_Extrait du document_
▼
Dans le cadre de sa mission de réinsertion et de soutien au développement communautaire, le Service national de Kaniama Kasese a procédé à la remise officielle de 450 bancs-pupitres à deux établissements scolaires de la capitale. Il s’agit de l’Institut Technique Industriel et Commercial KAMO, situé dans la commune de Matete, et de l’Institut Frère Emmanuel Stablum de Lemba.

Ces bancs ont été fabriqués par d’anciens jeunes délinquants, communément appelés « Kuluna », pris en charge par le Service national pour leur offrir une rééducation civique et une formation professionnelle. Ce geste illustre la transformation progressive de ces jeunes, passés de la violence urbaine à une contribution active au progrès social.
Au cours de la cérémonie, le Lieutenant-Général Jean-Pierre Kasongo Kabwik, commandant du Service national, a annoncé un programme ambitieux : la mise en place d’ateliers de menuiserie et de formation dans plusieurs villes du pays. Actuellement opérationnels à Kinshasa, Kimpese, Lubumbashi, Kananga et Mbuji-Mayi, ces ateliers seront prochainement étendus à Kikwit (Kwilu), Tshikapa (Kasaï), Mbandaka (Équateur) et Kisangani (Tshopo). L’objectif est de rapprocher la production des besoins réels des écoles, tout en créant des opportunités de formation et d’emploi pour les jeunes.
▲
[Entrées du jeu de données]
▼
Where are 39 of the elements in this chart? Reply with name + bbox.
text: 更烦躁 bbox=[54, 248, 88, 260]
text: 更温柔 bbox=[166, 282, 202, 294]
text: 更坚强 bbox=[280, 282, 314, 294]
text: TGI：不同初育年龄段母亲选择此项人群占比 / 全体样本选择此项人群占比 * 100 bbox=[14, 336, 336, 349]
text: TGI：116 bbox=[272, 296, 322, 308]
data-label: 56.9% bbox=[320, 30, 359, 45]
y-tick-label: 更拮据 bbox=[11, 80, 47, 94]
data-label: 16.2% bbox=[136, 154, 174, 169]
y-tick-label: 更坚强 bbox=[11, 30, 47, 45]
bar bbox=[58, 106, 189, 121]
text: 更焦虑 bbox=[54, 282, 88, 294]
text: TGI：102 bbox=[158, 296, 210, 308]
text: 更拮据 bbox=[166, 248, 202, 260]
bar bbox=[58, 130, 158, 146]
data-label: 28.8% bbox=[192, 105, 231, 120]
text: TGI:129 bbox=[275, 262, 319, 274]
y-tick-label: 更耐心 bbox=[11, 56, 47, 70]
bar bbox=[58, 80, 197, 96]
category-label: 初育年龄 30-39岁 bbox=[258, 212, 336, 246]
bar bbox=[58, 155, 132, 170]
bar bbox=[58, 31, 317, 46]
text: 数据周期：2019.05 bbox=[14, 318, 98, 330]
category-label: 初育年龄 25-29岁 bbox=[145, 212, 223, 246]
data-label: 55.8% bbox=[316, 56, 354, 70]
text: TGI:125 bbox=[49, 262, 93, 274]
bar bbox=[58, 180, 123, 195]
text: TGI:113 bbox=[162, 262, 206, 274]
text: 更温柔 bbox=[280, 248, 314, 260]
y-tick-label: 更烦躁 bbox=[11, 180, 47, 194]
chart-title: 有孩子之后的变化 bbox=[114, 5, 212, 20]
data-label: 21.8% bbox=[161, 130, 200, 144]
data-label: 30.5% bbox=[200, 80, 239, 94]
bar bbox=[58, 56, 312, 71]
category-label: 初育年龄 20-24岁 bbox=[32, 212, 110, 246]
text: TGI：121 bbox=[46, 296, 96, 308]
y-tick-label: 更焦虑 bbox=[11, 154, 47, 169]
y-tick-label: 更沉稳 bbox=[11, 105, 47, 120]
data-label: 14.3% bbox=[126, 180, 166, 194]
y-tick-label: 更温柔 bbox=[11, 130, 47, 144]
▲
_Travail à faire_
**a.** D'après l'article sur la remise des bancs-pupitres, quel est le but de l'extension des ateliers de menuiserie et de formation à d'autres villes ? Répondez en une à trois phrases.
**b.** Recopiez à l'identique le passage de l'article sur la remise des bancs-pupitres, à partir des mots « Au cours de » et jusqu'aux mots « pour les jeunes. » inclus.

_Exercice corrigé_
**a.** Ces ateliers doivent rapprocher la production des besoins réels des écoles. Ils doivent aussi créer des opportunités de formation et d'emploi pour les jeunes.

**b.**
Au cours de la cérémonie, le Lieutenant-Général Jean-Pierre Kasongo Kabwik, commandant du Service national, a annoncé un programme ambitieux : la mise en place d’ateliers de menuiserie et de formation dans plusieurs villes du pays. Actuellement opérationnels à Kinshasa, Kimpese, Lubumbashi, Kananga et Mbuji-Mayi, ces ateliers seront prochainement étendus à Kikwit (Kwilu), Tshikapa (Kasaï), Mbandaka (Équateur) et Kisangani (Tshopo). L’objectif est de rapprocher la production des besoins réels des écoles, tout en créant des opportunités de formation et d’emploi pour les jeunes.